(Extracted data entries)
·····

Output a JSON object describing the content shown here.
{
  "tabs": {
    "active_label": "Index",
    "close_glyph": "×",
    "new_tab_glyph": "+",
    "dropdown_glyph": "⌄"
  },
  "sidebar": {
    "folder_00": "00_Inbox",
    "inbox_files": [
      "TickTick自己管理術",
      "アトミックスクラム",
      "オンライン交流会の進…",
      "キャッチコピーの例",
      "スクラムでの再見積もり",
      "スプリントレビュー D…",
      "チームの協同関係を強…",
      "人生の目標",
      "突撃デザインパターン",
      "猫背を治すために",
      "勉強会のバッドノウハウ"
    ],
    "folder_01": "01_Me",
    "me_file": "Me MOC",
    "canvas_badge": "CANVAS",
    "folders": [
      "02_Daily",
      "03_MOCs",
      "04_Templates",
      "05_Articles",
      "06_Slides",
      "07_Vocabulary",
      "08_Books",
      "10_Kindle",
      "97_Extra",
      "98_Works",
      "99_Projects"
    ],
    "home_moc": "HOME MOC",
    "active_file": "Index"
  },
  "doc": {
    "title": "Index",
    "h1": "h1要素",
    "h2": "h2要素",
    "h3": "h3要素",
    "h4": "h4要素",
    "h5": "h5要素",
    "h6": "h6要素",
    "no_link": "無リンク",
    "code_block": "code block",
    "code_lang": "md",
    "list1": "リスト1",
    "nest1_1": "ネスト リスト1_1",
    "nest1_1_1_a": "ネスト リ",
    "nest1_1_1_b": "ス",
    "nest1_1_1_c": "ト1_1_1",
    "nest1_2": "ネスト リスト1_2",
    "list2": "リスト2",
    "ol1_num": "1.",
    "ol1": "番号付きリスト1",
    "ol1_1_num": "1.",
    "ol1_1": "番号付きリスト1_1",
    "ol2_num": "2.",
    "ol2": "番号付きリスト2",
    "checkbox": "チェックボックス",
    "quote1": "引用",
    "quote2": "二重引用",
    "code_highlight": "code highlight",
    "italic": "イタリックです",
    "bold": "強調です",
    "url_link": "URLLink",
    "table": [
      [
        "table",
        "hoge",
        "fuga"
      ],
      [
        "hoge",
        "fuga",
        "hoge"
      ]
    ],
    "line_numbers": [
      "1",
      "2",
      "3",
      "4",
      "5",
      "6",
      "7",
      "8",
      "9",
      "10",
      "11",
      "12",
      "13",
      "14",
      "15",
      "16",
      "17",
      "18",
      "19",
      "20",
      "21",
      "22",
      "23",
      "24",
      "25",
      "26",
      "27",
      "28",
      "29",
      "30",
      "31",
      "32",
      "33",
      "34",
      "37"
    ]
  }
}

·····

▶ **Objective**
Return every entry verbatim.

▶ **Correct result**
Output a JSON object describing the content shown here.
{
  "tabs": {
    "active_label": "Index",
    "close_glyph": "×",
    "new_tab_glyph": "+",
    "dropdown_glyph": "⌄"
  },
  "sidebar": {
    "folder_00": "00_Inbox",
    "inbox_files": [
      "TickTick自己管理術",
      "アトミックスクラム",
      "オンライン交流会の進…",
      "キャッチコピーの例",
      "スクラムでの再見積もり",
      "スプリントレビュー D…",
      "チームの協同関係を強…",
      "人生の目標",
      "突撃デザインパターン",
      "猫背を治すために",
      "勉強会のバッドノウハウ"
    ],
    "folder_01": "01_Me",
    "me_file": "Me MOC",
    "canvas_badge": "CANVAS",
    "folders": [
      "02_Daily",
      "03_MOCs",
      "04_Templates",
      "05_Articles",
      "06_Slides",
      "07_Vocabulary",
      "08_Books",
      "10_Kindle",
      "97_Extra",
      "98_Works",
      "99_Projects"
    ],
    "home_moc": "HOME MOC",
    "active_file": "Index"
  },
  "doc": {
    "title": "Index",
    "h1": "h1要素",
    "h2": "h2要素",
    "h3": "h3要素",
    "h4": "h4要素",
    "h5": "h5要素",
    "h6": "h6要素",
    "no_link": "無リンク",
    "code_block": "code block",
    "code_lang": "md",
    "list1": "リスト1",
    "nest1_1": "ネスト リスト1_1",
    "nest1_1_1_a": "ネスト リ",
    "nest1_1_1_b": "ス",
    "nest1_1_1_c": "ト1_1_1",
    "nest1_2": "ネスト リスト1_2",
    "list2": "リスト2",
    "ol1_num": "1.",
    "ol1": "番号付きリスト1",
    "ol1_1_num": "1.",
    "ol1_1": "番号付きリスト1_1",
    "ol2_num": "2.",
    "ol2": "番号付きリスト2",
    "checkbox": "チェックボックス",
    "quote1": "引用",
    "quote2": "二重引用",
    "code_highlight": "code highlight",
    "italic": "イタリックです",
    "bold": "強調です",
    "url_link": "URLLink",
    "table": [
      [
        "table",
        "hoge",
        "fuga"
      ],
      [
        "hoge",
        "fuga",
        "hoge"
      ]
    ],
    "line_numbers": [
      "1",
      "2",
      "3",
      "4",
      "5",
      "6",
      "7",
      "8",
      "9",
      "10",
      "11",
      "12",
      "13",
      "14",
      "15",
      "16",
      "17",
      "18",
      "19",
      "20",
      "21",
      "22",
      "23",
      "24",
      "25",
      "26",
      "27",
      "28",
      "29",
      "30",
      "31",
      "32",
      "33",
      "34",
      "37"
    ]
  }
}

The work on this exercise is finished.